**PROVIDED DATA:**
— start —
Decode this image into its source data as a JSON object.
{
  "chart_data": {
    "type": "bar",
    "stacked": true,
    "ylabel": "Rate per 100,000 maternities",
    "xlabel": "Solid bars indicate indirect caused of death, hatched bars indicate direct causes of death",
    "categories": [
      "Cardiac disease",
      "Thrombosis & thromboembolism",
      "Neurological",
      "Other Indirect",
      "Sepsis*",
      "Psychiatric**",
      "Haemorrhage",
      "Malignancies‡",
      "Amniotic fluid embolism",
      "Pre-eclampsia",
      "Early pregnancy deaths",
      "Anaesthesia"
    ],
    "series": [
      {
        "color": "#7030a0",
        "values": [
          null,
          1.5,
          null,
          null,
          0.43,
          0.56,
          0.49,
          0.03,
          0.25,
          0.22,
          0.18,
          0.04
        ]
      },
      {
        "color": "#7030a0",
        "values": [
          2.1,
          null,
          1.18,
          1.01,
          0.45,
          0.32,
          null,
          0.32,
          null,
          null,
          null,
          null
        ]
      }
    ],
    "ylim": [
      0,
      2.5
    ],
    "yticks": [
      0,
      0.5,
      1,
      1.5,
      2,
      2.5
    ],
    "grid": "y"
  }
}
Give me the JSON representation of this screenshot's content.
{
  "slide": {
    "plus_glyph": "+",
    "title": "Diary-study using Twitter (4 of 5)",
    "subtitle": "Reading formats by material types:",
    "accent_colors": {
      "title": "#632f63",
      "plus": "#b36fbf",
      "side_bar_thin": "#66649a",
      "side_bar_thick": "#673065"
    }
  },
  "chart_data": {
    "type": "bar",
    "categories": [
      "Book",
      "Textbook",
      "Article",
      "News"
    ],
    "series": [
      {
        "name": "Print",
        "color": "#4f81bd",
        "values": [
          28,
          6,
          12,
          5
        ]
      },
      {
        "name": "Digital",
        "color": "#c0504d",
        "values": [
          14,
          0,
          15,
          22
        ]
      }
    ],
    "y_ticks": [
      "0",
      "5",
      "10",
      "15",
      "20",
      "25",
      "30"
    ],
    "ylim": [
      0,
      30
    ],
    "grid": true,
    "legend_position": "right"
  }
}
— end —
**WHAT IS BEING ASKED:** Repeat all the records. Match each line exactly.

**TASK RESULT:**
Decode this image into its source data as a JSON object.
{
  "chart_data": {
    "type": "bar",
    "stacked": true,
    "ylabel": "Rate per 100,000 maternities",
    "xlabel": "Solid bars indicate indirect caused of death, hatched bars indicate direct causes of death",
    "categories": [
      "Cardiac disease",
      "Thrombosis & thromboembolism",
      "Neurological",
      "Other Indirect",
      "Sepsis*",
      "Psychiatric**",
      "Haemorrhage",
      "Malignancies‡",
      "Amniotic fluid embolism",
      "Pre-eclampsia",
      "Early pregnancy deaths",
      "Anaesthesia"
    ],
    "series": [
      {
        "color": "#7030a0",
        "values": [
          null,
          1.5,
          null,
          null,
          0.43,
          0.56,
          0.49,
          0.03,
          0.25,
          0.22,
          0.18,
          0.04
        ]
      },
      {
        "color": "#7030a0",
        "values": [
          2.1,
          null,
          1.18,
          1.01,
          0.45,
          0.32,
          null,
          0.32,
          null,
          null,
          null,
          null
        ]
      }
    ],
    "ylim": [
      0,
      2.5
    ],
    "yticks": [
      0,
      0.5,
      1,
      1.5,
      2,
      2.5
    ],
    "grid": "y"
  }
}
Give me the JSON representation of this screenshot's content.
{
  "slide": {
    "plus_glyph": "+",
    "title": "Diary-study using Twitter (4 of 5)",
    "subtitle": "Reading formats by material types:",
    "accent_colors": {
      "title": "#632f63",
      "plus": "#b36fbf",
      "side_bar_thin": "#66649a",
      "side_bar_thick": "#673065"
    }
  },
  "chart_data": {
    "type": "bar",
    "categories": [
      "Book",
      "Textbook",
      "Article",
      "News"
    ],
    "series": [
      {
        "name": "Print",
        "color": "#4f81bd",
        "values": [
          28,
          6,
          12,
          5
        ]
      },
      {
        "name": "Digital",
        "color": "#c0504d",
        "values": [
          14,
          0,
          15,
          22
        ]
      }
    ],
    "y_ticks": [
      "0",
      "5",
      "10",
      "15",
      "20",
      "25",
      "30"
    ],
    "ylim": [
      0,
      30
    ],
    "grid": true,
    "legend_position": "right"
  }
}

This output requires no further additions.